> **PAGE TEXT**:
_ _ _ _ _

The series of events are as follows:
• Saw 80 bucks worth of Bub's cash chillin on the bed, so naturally I was all like "So, this is your dues money for us dating, right? Cause you're a couple of months behind".(Just kidding he doesn't really pay me to date him) (although that is a magnificent idea)
• I shoved said 80 bucks down my shirt, and run out of the bedroom with bub right behind me. Juuuuust as I was about to make it out the door he scoops me up and throws me on the floor.
• Got tickled to death by him, managed to get the money back. While he was counting his change I grabbed a nurf gun and started to nail him. (VICTORY IS MINE!) (at least I thought)
• Again I get tackled, nurf gun becomes fair game and ends up in the hands of the enemy. Somehow in the process bub took off my boot and pelted it down to the laundry room. (he's super romantic like that)

_ _ _ _ _

> **EXTRACTED ENTRIES**:
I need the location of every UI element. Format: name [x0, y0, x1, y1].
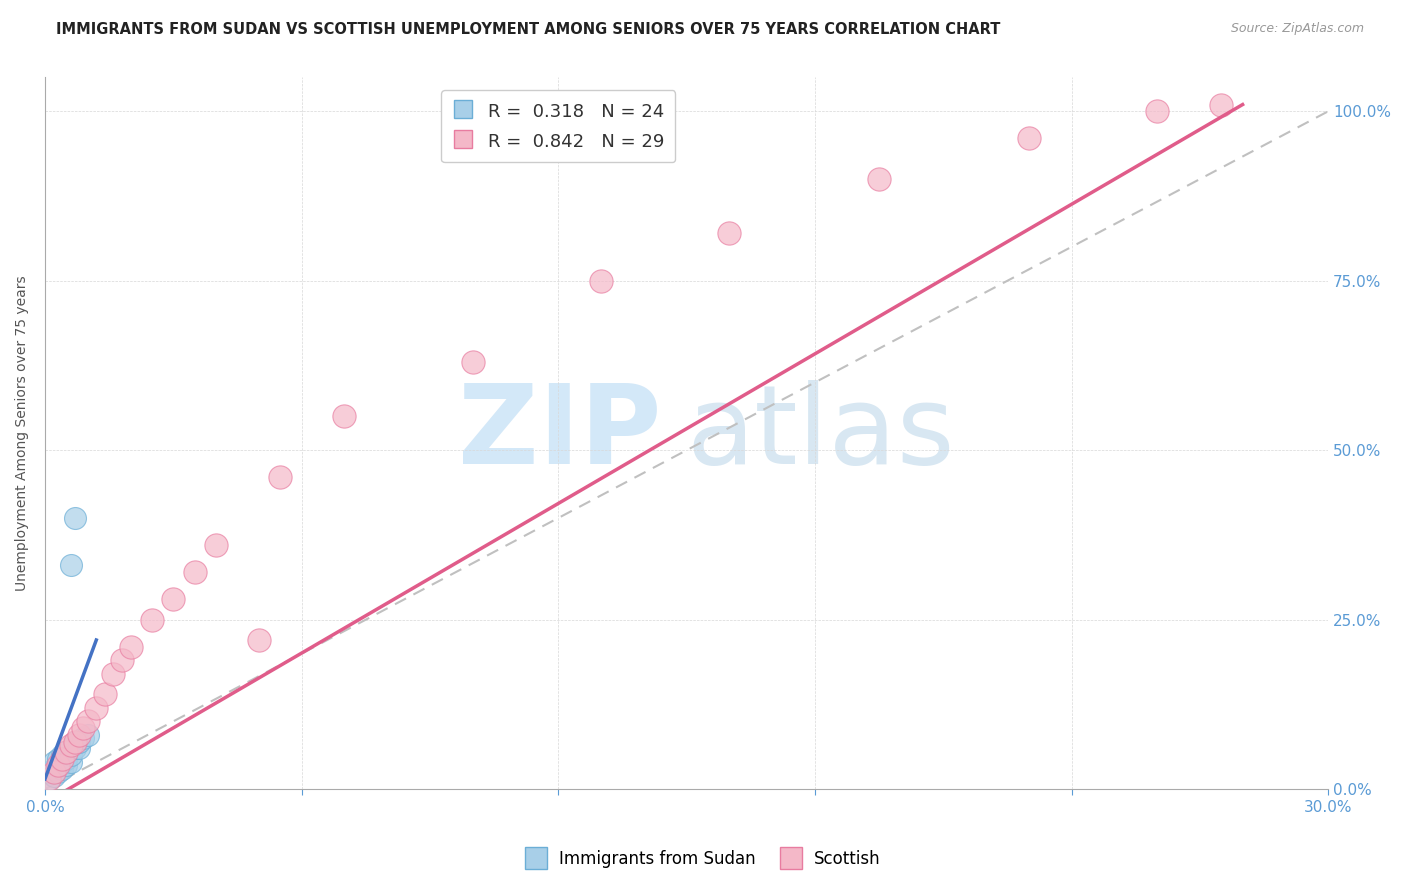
Point: [76, 714, 98, 729]
Point: [247, 633, 270, 648]
Point: [38, 772, 60, 786]
Point: [55, 751, 77, 765]
Point: [120, 640, 142, 654]
Legend: R =  0.318   N = 24, R =  0.842   N = 29: R = 0.318 N = 24, R = 0.842 N = 29: [441, 90, 675, 162]
Point: [59, 755, 82, 769]
Point: [1211, 97, 1233, 112]
Point: [72, 731, 94, 746]
Point: [55, 745, 77, 759]
Point: [162, 592, 184, 607]
Text: Source: ZipAtlas.com: Source: ZipAtlas.com: [1230, 22, 1364, 36]
Point: [38, 772, 60, 786]
Y-axis label: Unemployment Among Seniors over 75 years: Unemployment Among Seniors over 75 years: [15, 276, 30, 591]
Point: [51, 751, 73, 765]
Point: [46, 751, 69, 765]
Point: [46, 758, 69, 772]
Point: [59, 738, 82, 752]
Point: [1146, 104, 1168, 119]
Text: IMMIGRANTS FROM SUDAN VS SCOTTISH UNEMPLOYMENT AMONG SENIORS OVER 75 YEARS CORRE: IMMIGRANTS FROM SUDAN VS SCOTTISH UNEMPL…: [56, 22, 1001, 37]
Text: atlas: atlas: [686, 380, 955, 487]
Text: ZIP: ZIP: [457, 380, 661, 487]
Point: [94, 687, 117, 701]
Point: [205, 538, 228, 552]
Point: [72, 721, 94, 735]
Point: [103, 667, 125, 681]
Legend: Immigrants from Sudan, Scottish: Immigrants from Sudan, Scottish: [519, 844, 887, 875]
Point: [63, 734, 86, 748]
Point: [63, 511, 86, 525]
Point: [46, 765, 69, 780]
Point: [42, 762, 65, 776]
Point: [67, 728, 90, 742]
Point: [333, 409, 356, 424]
Point: [55, 745, 77, 759]
Point: [59, 558, 82, 573]
Point: [67, 741, 90, 756]
Point: [46, 758, 69, 772]
Point: [868, 172, 890, 186]
Point: [38, 765, 60, 780]
Point: [589, 274, 612, 288]
Point: [63, 741, 86, 756]
Point: [51, 762, 73, 776]
Point: [461, 355, 484, 369]
Point: [718, 227, 741, 241]
Point: [141, 613, 163, 627]
Point: [42, 768, 65, 782]
Point: [111, 653, 134, 667]
Point: [269, 470, 291, 484]
Point: [76, 728, 98, 742]
Point: [183, 566, 205, 580]
Point: [63, 734, 86, 748]
Point: [1018, 131, 1040, 145]
Point: [67, 734, 90, 748]
Point: [51, 748, 73, 763]
Point: [59, 748, 82, 763]
Point: [42, 765, 65, 780]
Point: [55, 758, 77, 772]
Point: [84, 701, 107, 715]
Point: [51, 755, 73, 769]
Point: [42, 755, 65, 769]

_ _ _ _ _

> **WHAT THE EXERCISE ASKS**:
Reproduce word for word the passage of the page text that begins with "The series of" and ends after "on the floor.".

> **SOLUTION FOR THIS PROBLEM**:
The series of events are as follows:
• Saw 80 bucks worth of Bub's cash chillin on the bed, so naturally I was all like "So, this is your dues money for us dating, right? Cause you're a couple of months behind".(Just kidding he doesn't really pay me to date him) (although that is a magnificent idea)
• I shoved said 80 bucks down my shirt, and run out of the bedroom with bub right behind me. Juuuuust as I was about to make it out the door he scoops me up and throws me on the floor.